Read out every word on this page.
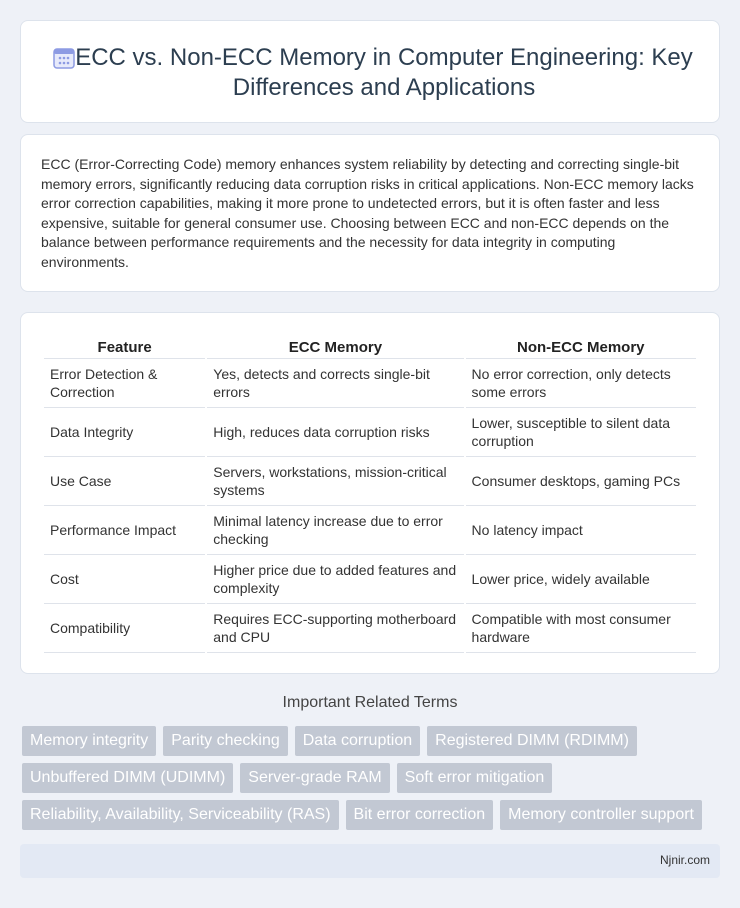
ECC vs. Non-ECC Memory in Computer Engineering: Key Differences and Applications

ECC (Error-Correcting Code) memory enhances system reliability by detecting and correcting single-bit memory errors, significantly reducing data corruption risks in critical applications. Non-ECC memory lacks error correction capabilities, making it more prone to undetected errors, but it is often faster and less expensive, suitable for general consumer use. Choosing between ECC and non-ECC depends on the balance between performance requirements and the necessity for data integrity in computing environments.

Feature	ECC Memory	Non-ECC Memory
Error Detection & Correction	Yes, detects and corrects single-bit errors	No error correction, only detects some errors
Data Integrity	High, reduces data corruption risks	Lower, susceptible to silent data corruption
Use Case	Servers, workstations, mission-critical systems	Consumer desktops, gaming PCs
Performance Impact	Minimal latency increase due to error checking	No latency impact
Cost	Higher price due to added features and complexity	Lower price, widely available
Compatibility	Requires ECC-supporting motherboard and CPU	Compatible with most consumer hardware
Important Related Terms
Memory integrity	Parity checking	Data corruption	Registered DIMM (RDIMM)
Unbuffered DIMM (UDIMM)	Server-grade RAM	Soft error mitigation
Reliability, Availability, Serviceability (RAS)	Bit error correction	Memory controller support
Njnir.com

*****

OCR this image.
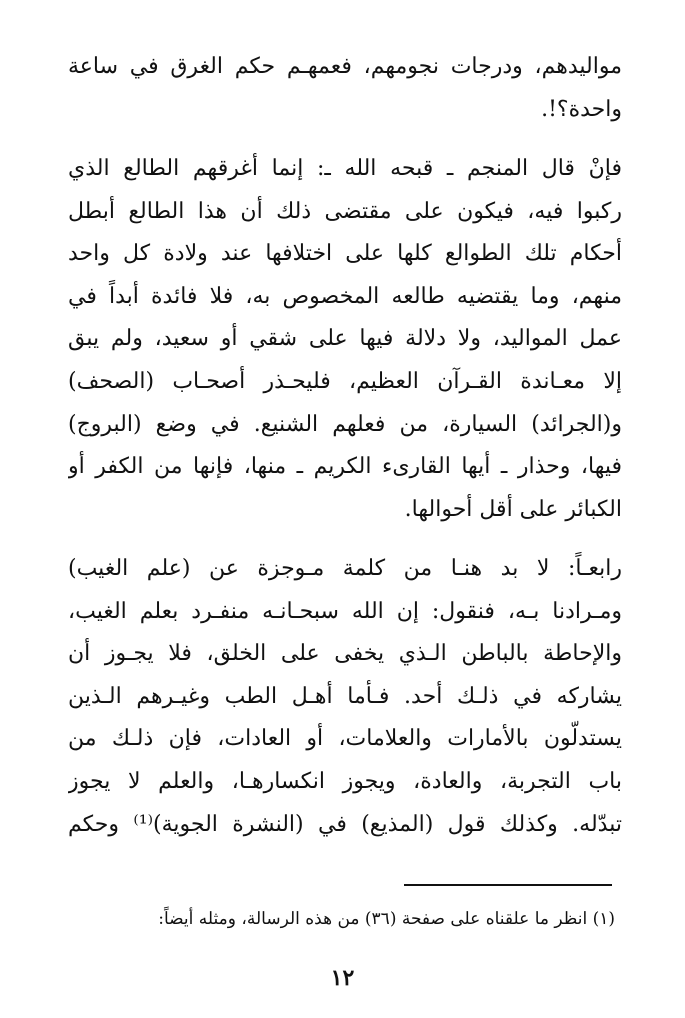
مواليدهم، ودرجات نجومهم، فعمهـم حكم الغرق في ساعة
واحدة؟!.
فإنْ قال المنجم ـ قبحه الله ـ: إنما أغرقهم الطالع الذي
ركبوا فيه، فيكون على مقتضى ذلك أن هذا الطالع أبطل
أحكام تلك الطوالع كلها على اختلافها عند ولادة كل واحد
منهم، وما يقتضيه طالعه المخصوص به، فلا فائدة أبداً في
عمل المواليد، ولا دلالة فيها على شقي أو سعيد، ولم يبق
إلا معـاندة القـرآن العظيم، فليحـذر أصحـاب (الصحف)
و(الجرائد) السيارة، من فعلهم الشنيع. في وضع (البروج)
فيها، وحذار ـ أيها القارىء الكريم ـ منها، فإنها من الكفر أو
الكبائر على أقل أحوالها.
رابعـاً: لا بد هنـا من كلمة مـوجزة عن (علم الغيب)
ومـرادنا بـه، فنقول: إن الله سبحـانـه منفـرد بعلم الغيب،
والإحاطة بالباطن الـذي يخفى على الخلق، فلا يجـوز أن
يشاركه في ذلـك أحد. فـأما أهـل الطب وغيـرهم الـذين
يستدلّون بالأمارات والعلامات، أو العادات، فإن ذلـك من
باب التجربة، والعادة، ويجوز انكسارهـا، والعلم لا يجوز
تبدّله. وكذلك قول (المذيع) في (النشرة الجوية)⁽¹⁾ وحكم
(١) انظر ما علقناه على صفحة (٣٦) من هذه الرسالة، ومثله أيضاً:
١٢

*****

Set exercise: Scan the data above; copy every line where "ذلـك" appears.

Correct answer:
يشاركه في ذلـك أحد. فـأما أهـل الطب وغيـرهم الـذين
يستدلّون بالأمارات والعلامات، أو العادات، فإن ذلـك من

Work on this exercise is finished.